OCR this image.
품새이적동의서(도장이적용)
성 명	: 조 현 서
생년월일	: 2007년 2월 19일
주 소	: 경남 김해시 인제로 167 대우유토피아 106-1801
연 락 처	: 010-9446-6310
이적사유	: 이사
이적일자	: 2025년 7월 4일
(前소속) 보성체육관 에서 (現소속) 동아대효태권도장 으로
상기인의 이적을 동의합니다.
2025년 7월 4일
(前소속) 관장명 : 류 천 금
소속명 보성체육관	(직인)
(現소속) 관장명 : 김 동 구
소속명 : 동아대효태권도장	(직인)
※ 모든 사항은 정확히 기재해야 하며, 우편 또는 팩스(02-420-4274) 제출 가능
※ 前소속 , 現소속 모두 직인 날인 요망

# # #

▶ _Aim of the task_:
Read the data above and pull out each line that holds the string "보성체육관".

▶ _Exercise response_:
(前소속) 보성체육관 에서 (現소속) 동아대효태권도장 으로
소속명 보성체육관	(직인)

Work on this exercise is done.